**What you should do**: Every line below should be copied exactly; drop the pictures.

**Source material**:

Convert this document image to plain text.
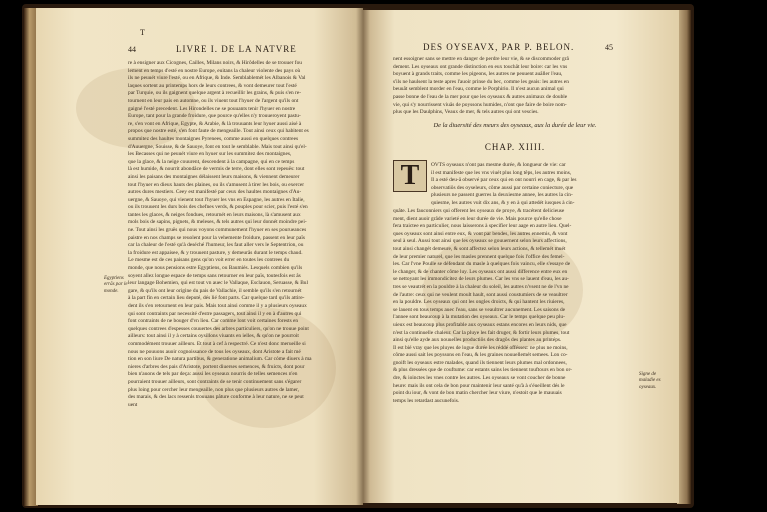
T
44	LIVRE I. DE LA NATVRE
re à ensigner aux Cicognes, Cailles, Milans noirs, & Hirôdelles de se trouuer fou
lement en temps d'esté en nostre Europe, euitans la chaleur violente des pays où
ils ne peuuét viure l'esté, ou en Afrique, & Inde. Semblablemét les Albanois & Val
laques sortent au printemps hors de leurs contrees, & vont demeurer tout l'esté
par Turquie, ou ils gaignent quelque argent à recueillir les grains, & puis s'en re-
tournent en leur pais en automne, ou ils viuent tout l'hyuer de l'argent qu'ils ont
gaigné l'esté precedent. Les Hirondelles ne se pouuants tenir l'hyuer en nostre
Europe, tant pour la grande froidure, que pource qu'elles n'y trouueroyent pastu-
re, s'en vont en Afrique, Egypte, & Arabie, & là trouuants leur hyuer aussi aisé à
propos que nostre esté, s'en font faute de mengeaille. Tout ainsi ceux qui habitent es
summitez des haultes montaignes Pyrenees, comme aussi en quelques contrees
d'Auuergne, Souisse, & de Sauoye, font en tout le semblable. Mais tout ainsi qu'el-
les Becasses qui ne peuuét viure en hyuer sur les summitez des montaignes,
que la glace, & la neige couurent, descendent à la campagne, qui en ce temps
là est humide, & nourrit abondâce de vermis de terre, dont elles sont repeuës: tout
ainsi les paisans des montaignes délaissent leurs maisons, & viennent demeurer
tout l'hyuer en dieux hauts des plaines, ou ils s'amusent à tirer les bois, ou exercer
autres dures mestiers. Ceey est manifesté par ceux des haultes montaignes d'Au-
uergne, & Sauoye, qui vienent tout l'hyuer les vns en Espagne, les autres en Italie,
ou ils trouuent les durs bois des chefnes verds, & pouples pour scier, puis l'esté s'en
tantes les glaces, & neiges fondues, retournét en leurs maisons, là s'amusent aux
mols bois de sapins, pignets, & meleses, & tels autres qui leur donnét moindre pei-
ne. Tout ainsi les gruës qui nous voyons communement l'hyuer en ses pourueances
paistre en nos champs se reuolent pour la vehemente froidure, passent en leur paîs
car la chaleur de l'esté qu'à deséché l'humeur, les faut aller vers le Septentrion, ou
la froidure est appaisee, & y trouuent pasture, y demeurâs durant le temps chaud.
Le mesme est de ces paisans gens qu'on voit errer en toutes les contrees du
monde, que nous pensions estre Egyptiens, ou Baumiés. Lesquels combien qu'ils
soyent allez longue espace de temps sans retourner en leur païs, toutesfois est âs
leur langage Bohemien, qui est tout vn auec le Vallaque, Esclauon, Seruasse, & Bul
gare, & qu'ils ont leur origine du pais de Vallachie, il semble qu'ils s'en retournét
à la part fin en certain lieu deputé, dés lié font parts. Car quelque tard qu'ils attire-
dent ils s'en retournent en leur pais. Mais tout ainsi comme il y a plusieurs oyseaux
qui sont contraints par necessité d'estre passagers, tout ainsi il y en à d'autres qui
font contraints de ne bouger d'vn lieu. Car comme lont voit certaines forests en
quelques contrees d'espesses couuertes des arbres particuliers, qu'on ne trouue point
ailleurs: tout ainsi il y à certains oysillons viuants en ielles, & qu'on ne pourroit
commodément trouuer ailleurs. Et tout à cef à respectré. Ce n'est donc merueille si
nous ne pouuons auoir cognoissance de tous les oyseaux, dont Aristote a fait mé
tion en son liure De natura partibus, & generatione animalium. Car cóme diuers à ma
nieres d'arbres des pais d'Aristote, portent diuerses semences, & fruicts, dont pour
bien n'auons de tels par deça: aussi les oyseaux nourris de telles semences n'en
pourraient trouuer ailleurs, sont contraints de se tenir continuement sans s'égarer
plus loing pour cercher leur mengeaille, non plus que plusieurs autres de lamer,
des marais, & des lacs ressenls trouuans pâture conforme à leur nature, ne se peut
uent
Egyptiens errãs par le monde.
DES OYSEAVX, PAR P. BELON.	45
nent essoigner sans se mettre en danger de perdre leur vie, & se discommoder grâ
dement. Les oyseaux ont grande distinction en eux touchât leur boire: car les vns
boyuent à grands traits, comme les pigeons, les autres ne peuuent auâller l'eau,
s'ils ne haulsent la teste apres l'auoir prinse du bec, comme les geais: les autres en
beuuât semblent morder en l'eau, comme le Porphirio. Il n'est aucun animal qui
passe bonne de l'eau de la mer pour que les oyseaux & autres animaux de double
vie, qui s'y nourrissent viuâs de poyssons humides, n'ont que faire de boire nom-
plus que les Daulphins, Veaux de mer, & tels autres qui ont vescies.
De la diuersité des meurs des oyseaux, aux la durée de leur vie.
CHAP. XIIII.
T	OVTS oyseaux n'ont pas mesme durée, & longueur de vie: car
il est manifeste que les vns viuét plus long têps, les autres moins,
Il a esté deu-â observé par ceux qui en ont nourri en cage, & par les
observatiôs des oyseleurs, côme aussi par certaine coniecture, que
plusieurs ne passent guerres la deuxiesme annee, les autres la cin-
quiesme, les autres vuit dix ans, & y en à qui attedét iusques à cin-
quâte. Les fauconniers qui offerent les oyseaux de proye, & tracétent delicieuse
ment, dient auoir grâde varieté en leur durée de vie. Mais pource qu'elle chose
fera traictee en particulier, nous laisserons à specifier leur aage en autre lieu. Quel-
ques oyseaux sont ainsi entre eux, & vont par bendes, les autres ennemis, & vont
seul à seul. Aussi tout ainsi que les oyseaux se gouuernent selon leurs affections,
tout ainsi changét demeure, & sont affectez selon leurs actions, & tellemét muét
de leur premier naturel, que les masles prennent quelque fois l'office des femel-
les. Car l'vne Poulle se défendant du masle à quelques fois vaincu, elle s'essaye de
le changer, & de chanter côme luy. Les oyseaux ont aussi difference entre eux en
se nettoyant les immondicitez de leurs plumes. Car les vns se lauent d'eau, les au-
tres se veautrét en la pouldre à la chaleur du soleil, les autres n'vsent ne de l'vn ne
de l'autre: ceux qui ne veulent moult hault, sont aussi coustumiers de se veaultrer
en la pouldre. Les oyseaux qui ont les ongles droicts, & qui hantent les riuieres,
se lauent en tous temps auec l'eau, sans se veaultrer aucunement. Les saisons de
l'annee sont beaucoup à la mutation des oyseaux. Car le temps quelque peu plu-
uieux est beaucoup plus profitable aux oyseaux estans encores en leurs nids, que
n'est la continuelle chaleur. Car la pluye les fait druger, & fortir leurs plumes, tout
ainsi qu'elle ayde aux nouuelles productiôs des dragôs des plantes au printéps.
Il est bié vray que les pluyes de logue durée les réddé offéssez: ne plus ne moins,
côme aussi sait les poyssons en l'eau, & les graines nouuellemét semees. Lon co-
gnoift les oyseaux estre malades, quand ils tiennent leurs plumes mal ordonnees,
& plus dressées que de couftume: car estants sains les tiennent touftours en bon or-
dre, & ioinctes les vnes contre les autres. Les oyseaux se vont coucher de bonne
heure: mais ils ont cela de bon pour maintenir leur santé qu'à à s'éueillent dés le
point du iour, & vont de bon matin chercher leur viure, n'estoit que le mauuais
temps les retardast aucunefois.
Signe de maladie es oyseaux.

**Task solution**:
Convert this document image to plain text.
T
44	LIVRE I. DE LA NATVRE
re à ensigner aux Cicognes, Cailles, Milans noirs, & Hirôdelles de se trouuer fou
lement en temps d'esté en nostre Europe, euitans la chaleur violente des pays où
ils ne peuuét viure l'esté, ou en Afrique, & Inde. Semblablemét les Albanois & Val
laques sortent au printemps hors de leurs contrees, & vont demeurer tout l'esté
par Turquie, ou ils gaignent quelque argent à recueillir les grains, & puis s'en re-
tournent en leur pais en automne, ou ils viuent tout l'hyuer de l'argent qu'ils ont
gaigné l'esté precedent. Les Hirondelles ne se pouuants tenir l'hyuer en nostre
Europe, tant pour la grande froidure, que pource qu'elles n'y trouueroyent pastu-
re, s'en vont en Afrique, Egypte, & Arabie, & là trouuants leur hyuer aussi aisé à
propos que nostre esté, s'en font faute de mengeaille. Tout ainsi ceux qui habitent es
summitez des haultes montaignes Pyrenees, comme aussi en quelques contrees
d'Auuergne, Souisse, & de Sauoye, font en tout le semblable. Mais tout ainsi qu'el-
les Becasses qui ne peuuét viure en hyuer sur les summitez des montaignes,
que la glace, & la neige couurent, descendent à la campagne, qui en ce temps
là est humide, & nourrit abondâce de vermis de terre, dont elles sont repeuës: tout
ainsi les paisans des montaignes délaissent leurs maisons, & viennent demeurer
tout l'hyuer en dieux hauts des plaines, ou ils s'amusent à tirer les bois, ou exercer
autres dures mestiers. Ceey est manifesté par ceux des haultes montaignes d'Au-
uergne, & Sauoye, qui vienent tout l'hyuer les vns en Espagne, les autres en Italie,
ou ils trouuent les durs bois des chefnes verds, & pouples pour scier, puis l'esté s'en
tantes les glaces, & neiges fondues, retournét en leurs maisons, là s'amusent aux
mols bois de sapins, pignets, & meleses, & tels autres qui leur donnét moindre pei-
ne. Tout ainsi les gruës qui nous voyons communement l'hyuer en ses pourueances
paistre en nos champs se reuolent pour la vehemente froidure, passent en leur paîs
car la chaleur de l'esté qu'à deséché l'humeur, les faut aller vers le Septentrion, ou
la froidure est appaisee, & y trouuent pasture, y demeurâs durant le temps chaud.
Le mesme est de ces paisans gens qu'on voit errer en toutes les contrees du
monde, que nous pensions estre Egyptiens, ou Baumiés. Lesquels combien qu'ils
soyent allez longue espace de temps sans retourner en leur païs, toutesfois est âs
leur langage Bohemien, qui est tout vn auec le Vallaque, Esclauon, Seruasse, & Bul
gare, & qu'ils ont leur origine du pais de Vallachie, il semble qu'ils s'en retournét
à la part fin en certain lieu deputé, dés lié font parts. Car quelque tard qu'ils attire-
dent ils s'en retournent en leur pais. Mais tout ainsi comme il y a plusieurs oyseaux
qui sont contraints par necessité d'estre passagers, tout ainsi il y en à d'autres qui
font contraints de ne bouger d'vn lieu. Car comme lont voit certaines forests en
quelques contrees d'espesses couuertes des arbres particuliers, qu'on ne trouue point
ailleurs: tout ainsi il y à certains oysillons viuants en ielles, & qu'on ne pourroit
commodément trouuer ailleurs. Et tout à cef à respectré. Ce n'est donc merueille si
nous ne pouuons auoir cognoissance de tous les oyseaux, dont Aristote a fait mé
tion en son liure De natura partibus, & generatione animalium. Car cóme diuers à ma
nieres d'arbres des pais d'Aristote, portent diuerses semences, & fruicts, dont pour
bien n'auons de tels par deça: aussi les oyseaux nourris de telles semences n'en
pourraient trouuer ailleurs, sont contraints de se tenir continuement sans s'égarer
plus loing pour cercher leur mengeaille, non plus que plusieurs autres de lamer,
des marais, & des lacs ressenls trouuans pâture conforme à leur nature, ne se peut
uent
Egyptiens errãs par le monde.
DES OYSEAVX, PAR P. BELON.	45
nent essoigner sans se mettre en danger de perdre leur vie, & se discommoder grâ
dement. Les oyseaux ont grande distinction en eux touchât leur boire: car les vns
boyuent à grands traits, comme les pigeons, les autres ne peuuent auâller l'eau,
s'ils ne haulsent la teste apres l'auoir prinse du bec, comme les geais: les autres en
beuuât semblent morder en l'eau, comme le Porphirio. Il n'est aucun animal qui
passe bonne de l'eau de la mer pour que les oyseaux & autres animaux de double
vie, qui s'y nourrissent viuâs de poyssons humides, n'ont que faire de boire nom-
plus que les Daulphins, Veaux de mer, & tels autres qui ont vescies.
De la diuersité des meurs des oyseaux, aux la durée de leur vie.
CHAP. XIIII.
T	OVTS oyseaux n'ont pas mesme durée, & longueur de vie: car
il est manifeste que les vns viuét plus long têps, les autres moins,
Il a esté deu-â observé par ceux qui en ont nourri en cage, & par les
observatiôs des oyseleurs, côme aussi par certaine coniecture, que
plusieurs ne passent guerres la deuxiesme annee, les autres la cin-
quiesme, les autres vuit dix ans, & y en à qui attedét iusques à cin-
quâte. Les fauconniers qui offerent les oyseaux de proye, & tracétent delicieuse
ment, dient auoir grâde varieté en leur durée de vie. Mais pource qu'elle chose
fera traictee en particulier, nous laisserons à specifier leur aage en autre lieu. Quel-
ques oyseaux sont ainsi entre eux, & vont par bendes, les autres ennemis, & vont
seul à seul. Aussi tout ainsi que les oyseaux se gouuernent selon leurs affections,
tout ainsi changét demeure, & sont affectez selon leurs actions, & tellemét muét
de leur premier naturel, que les masles prennent quelque fois l'office des femel-
les. Car l'vne Poulle se défendant du masle à quelques fois vaincu, elle s'essaye de
le changer, & de chanter côme luy. Les oyseaux ont aussi difference entre eux en
se nettoyant les immondicitez de leurs plumes. Car les vns se lauent d'eau, les au-
tres se veautrét en la pouldre à la chaleur du soleil, les autres n'vsent ne de l'vn ne
de l'autre: ceux qui ne veulent moult hault, sont aussi coustumiers de se veaultrer
en la pouldre. Les oyseaux qui ont les ongles droicts, & qui hantent les riuieres,
se lauent en tous temps auec l'eau, sans se veaultrer aucunement. Les saisons de
l'annee sont beaucoup à la mutation des oyseaux. Car le temps quelque peu plu-
uieux est beaucoup plus profitable aux oyseaux estans encores en leurs nids, que
n'est la continuelle chaleur. Car la pluye les fait druger, & fortir leurs plumes, tout
ainsi qu'elle ayde aux nouuelles productiôs des dragôs des plantes au printéps.
Il est bié vray que les pluyes de logue durée les réddé offéssez: ne plus ne moins,
côme aussi sait les poyssons en l'eau, & les graines nouuellemét semees. Lon co-
gnoift les oyseaux estre malades, quand ils tiennent leurs plumes mal ordonnees,
& plus dressées que de couftume: car estants sains les tiennent touftours en bon or-
dre, & ioinctes les vnes contre les autres. Les oyseaux se vont coucher de bonne
heure: mais ils ont cela de bon pour maintenir leur santé qu'à à s'éueillent dés le
point du iour, & vont de bon matin chercher leur viure, n'estoit que le mauuais
temps les retardast aucunefois.
Signe de maladie es oyseaux.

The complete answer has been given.